[start Available records]

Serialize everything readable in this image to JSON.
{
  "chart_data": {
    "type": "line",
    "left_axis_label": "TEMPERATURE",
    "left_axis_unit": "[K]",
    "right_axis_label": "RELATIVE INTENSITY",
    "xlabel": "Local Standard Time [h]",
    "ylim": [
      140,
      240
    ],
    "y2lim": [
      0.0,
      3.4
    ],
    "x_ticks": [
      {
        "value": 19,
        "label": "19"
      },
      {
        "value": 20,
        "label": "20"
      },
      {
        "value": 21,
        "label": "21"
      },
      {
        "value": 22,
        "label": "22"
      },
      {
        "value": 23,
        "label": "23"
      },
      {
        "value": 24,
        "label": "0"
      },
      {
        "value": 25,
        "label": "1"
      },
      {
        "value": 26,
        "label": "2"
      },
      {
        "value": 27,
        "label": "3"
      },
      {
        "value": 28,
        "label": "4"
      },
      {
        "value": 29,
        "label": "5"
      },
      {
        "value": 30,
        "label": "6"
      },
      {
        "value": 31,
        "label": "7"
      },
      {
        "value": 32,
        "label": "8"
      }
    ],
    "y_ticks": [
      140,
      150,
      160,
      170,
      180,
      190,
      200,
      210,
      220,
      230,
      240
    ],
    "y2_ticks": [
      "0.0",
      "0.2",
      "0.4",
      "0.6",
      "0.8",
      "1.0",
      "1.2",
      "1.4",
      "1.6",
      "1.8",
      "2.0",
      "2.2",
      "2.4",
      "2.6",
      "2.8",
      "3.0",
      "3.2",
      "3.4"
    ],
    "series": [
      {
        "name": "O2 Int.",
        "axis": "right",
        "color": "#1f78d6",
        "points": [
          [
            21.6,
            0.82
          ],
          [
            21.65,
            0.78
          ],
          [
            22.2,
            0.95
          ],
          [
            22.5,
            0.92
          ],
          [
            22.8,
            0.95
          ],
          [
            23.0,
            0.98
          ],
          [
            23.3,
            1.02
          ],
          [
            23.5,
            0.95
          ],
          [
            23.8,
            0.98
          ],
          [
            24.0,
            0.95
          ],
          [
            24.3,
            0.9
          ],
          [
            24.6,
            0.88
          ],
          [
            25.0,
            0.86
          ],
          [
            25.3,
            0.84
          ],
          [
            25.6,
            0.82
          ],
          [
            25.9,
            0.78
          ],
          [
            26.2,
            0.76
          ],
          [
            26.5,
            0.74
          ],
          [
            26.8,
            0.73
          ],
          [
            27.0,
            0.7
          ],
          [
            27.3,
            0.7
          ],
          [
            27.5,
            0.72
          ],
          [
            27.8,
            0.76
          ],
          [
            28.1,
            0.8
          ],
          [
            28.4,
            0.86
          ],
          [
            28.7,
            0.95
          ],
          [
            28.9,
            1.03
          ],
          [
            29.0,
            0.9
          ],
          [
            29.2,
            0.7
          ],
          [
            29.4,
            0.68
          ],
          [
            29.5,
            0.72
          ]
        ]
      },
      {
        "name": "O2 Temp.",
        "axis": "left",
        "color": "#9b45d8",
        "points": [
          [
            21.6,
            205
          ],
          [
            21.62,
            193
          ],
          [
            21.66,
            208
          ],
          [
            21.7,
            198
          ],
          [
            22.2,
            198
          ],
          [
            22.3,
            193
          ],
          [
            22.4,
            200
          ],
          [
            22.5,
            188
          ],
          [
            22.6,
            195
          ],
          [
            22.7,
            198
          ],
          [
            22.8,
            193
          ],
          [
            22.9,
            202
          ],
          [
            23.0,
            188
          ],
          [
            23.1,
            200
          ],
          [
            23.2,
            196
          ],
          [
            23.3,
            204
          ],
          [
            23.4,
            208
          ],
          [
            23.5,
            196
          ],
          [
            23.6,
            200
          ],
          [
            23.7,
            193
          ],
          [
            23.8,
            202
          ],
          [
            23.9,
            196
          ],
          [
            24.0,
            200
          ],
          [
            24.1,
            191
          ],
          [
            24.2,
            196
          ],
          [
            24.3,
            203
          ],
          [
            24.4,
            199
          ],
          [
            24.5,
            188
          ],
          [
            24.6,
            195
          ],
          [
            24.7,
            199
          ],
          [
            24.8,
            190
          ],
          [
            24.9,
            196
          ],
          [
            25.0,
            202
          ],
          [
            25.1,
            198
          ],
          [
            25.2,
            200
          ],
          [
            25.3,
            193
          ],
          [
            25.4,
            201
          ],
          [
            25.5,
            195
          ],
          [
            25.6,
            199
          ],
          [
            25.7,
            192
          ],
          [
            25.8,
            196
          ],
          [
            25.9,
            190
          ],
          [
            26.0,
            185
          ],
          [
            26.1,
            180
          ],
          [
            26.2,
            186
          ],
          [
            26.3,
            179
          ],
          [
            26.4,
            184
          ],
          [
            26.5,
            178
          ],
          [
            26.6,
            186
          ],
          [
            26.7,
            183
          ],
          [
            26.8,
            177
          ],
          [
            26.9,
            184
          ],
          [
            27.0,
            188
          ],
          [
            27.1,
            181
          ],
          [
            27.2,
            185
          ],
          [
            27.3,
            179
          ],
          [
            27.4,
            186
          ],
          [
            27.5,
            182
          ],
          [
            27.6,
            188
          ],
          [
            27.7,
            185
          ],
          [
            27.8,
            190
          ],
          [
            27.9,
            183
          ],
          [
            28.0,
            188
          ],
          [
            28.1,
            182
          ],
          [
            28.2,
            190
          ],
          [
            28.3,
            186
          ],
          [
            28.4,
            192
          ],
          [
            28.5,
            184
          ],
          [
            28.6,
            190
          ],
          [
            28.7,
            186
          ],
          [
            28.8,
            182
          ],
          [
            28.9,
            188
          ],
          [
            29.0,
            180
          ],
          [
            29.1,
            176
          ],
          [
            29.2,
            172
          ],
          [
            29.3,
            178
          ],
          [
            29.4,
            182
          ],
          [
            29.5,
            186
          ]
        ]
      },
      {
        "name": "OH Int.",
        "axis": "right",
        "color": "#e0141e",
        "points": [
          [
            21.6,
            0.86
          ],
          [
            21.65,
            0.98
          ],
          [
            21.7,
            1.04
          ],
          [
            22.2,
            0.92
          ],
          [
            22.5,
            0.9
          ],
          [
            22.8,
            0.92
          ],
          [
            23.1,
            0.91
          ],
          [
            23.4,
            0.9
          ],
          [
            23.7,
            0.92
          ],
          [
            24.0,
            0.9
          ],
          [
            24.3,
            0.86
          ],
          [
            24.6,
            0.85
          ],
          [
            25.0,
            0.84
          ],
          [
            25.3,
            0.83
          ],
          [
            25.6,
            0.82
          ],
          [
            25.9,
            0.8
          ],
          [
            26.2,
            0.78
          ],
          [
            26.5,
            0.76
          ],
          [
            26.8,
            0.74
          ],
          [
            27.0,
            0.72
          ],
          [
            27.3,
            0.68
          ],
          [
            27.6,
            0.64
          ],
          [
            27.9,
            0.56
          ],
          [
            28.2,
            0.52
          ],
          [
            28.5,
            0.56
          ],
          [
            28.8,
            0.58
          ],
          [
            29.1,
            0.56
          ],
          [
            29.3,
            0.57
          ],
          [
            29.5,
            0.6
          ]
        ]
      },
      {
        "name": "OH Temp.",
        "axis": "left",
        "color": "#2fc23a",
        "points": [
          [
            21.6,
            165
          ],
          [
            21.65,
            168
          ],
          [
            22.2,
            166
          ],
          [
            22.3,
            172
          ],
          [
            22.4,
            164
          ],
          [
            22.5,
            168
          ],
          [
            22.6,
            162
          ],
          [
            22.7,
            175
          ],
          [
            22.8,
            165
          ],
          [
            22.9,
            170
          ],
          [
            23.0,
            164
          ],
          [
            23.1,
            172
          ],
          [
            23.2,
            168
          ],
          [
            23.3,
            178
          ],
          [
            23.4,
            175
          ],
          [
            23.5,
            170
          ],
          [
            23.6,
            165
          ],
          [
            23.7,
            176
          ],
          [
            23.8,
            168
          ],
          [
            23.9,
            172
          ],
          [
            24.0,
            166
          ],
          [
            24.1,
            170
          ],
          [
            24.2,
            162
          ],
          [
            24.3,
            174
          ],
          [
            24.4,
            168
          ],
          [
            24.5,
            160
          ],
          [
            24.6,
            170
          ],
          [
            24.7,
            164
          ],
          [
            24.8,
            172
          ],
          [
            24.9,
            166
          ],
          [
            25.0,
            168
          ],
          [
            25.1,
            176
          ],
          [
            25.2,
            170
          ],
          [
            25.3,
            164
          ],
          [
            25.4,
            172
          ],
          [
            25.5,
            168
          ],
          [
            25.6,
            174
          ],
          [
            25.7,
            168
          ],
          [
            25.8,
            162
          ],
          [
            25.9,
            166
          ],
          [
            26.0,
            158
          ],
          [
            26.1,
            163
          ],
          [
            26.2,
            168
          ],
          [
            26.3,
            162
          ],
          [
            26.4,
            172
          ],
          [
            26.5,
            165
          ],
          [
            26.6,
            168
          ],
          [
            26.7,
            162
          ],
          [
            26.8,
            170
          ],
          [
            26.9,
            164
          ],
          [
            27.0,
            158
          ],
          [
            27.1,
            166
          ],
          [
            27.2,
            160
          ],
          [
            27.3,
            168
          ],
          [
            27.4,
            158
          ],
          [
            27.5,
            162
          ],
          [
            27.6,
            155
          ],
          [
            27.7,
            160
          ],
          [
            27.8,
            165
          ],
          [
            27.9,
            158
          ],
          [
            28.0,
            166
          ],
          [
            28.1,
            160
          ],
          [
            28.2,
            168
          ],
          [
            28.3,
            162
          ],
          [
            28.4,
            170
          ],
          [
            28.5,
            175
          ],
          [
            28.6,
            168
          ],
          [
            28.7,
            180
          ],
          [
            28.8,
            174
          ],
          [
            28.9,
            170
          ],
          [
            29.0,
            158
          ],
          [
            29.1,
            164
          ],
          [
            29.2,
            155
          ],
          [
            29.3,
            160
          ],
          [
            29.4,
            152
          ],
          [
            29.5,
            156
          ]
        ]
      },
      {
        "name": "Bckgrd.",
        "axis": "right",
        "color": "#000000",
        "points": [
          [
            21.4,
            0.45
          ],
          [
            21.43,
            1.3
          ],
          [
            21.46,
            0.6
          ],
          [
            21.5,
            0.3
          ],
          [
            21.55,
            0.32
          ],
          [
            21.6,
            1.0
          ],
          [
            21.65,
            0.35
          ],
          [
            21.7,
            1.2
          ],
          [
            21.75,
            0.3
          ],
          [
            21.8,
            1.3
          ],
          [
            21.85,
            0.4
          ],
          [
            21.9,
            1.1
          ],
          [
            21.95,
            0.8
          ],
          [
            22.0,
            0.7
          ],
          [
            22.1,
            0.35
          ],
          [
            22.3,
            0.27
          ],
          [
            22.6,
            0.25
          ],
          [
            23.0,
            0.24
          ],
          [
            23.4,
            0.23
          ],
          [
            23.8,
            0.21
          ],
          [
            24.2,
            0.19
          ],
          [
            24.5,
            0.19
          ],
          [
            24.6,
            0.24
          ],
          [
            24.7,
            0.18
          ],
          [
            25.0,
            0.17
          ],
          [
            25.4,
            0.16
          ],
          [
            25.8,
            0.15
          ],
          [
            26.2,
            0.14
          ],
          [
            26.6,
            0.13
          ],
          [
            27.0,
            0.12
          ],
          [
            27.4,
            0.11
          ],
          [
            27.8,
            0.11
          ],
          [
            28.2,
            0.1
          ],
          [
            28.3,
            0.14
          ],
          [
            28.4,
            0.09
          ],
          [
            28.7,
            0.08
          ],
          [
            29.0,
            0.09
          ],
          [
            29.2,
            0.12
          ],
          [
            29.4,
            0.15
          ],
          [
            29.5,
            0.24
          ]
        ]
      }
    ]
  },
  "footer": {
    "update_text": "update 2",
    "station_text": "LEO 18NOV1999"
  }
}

[end Available records]

_The request_: Pick out lines containing the word "color", each one as written.

_Exercise answer_:
        "color": "#1f78d6",
        "color": "#9b45d8",
        "color": "#e0141e",
        "color": "#2fc23a",
        "color": "#000000",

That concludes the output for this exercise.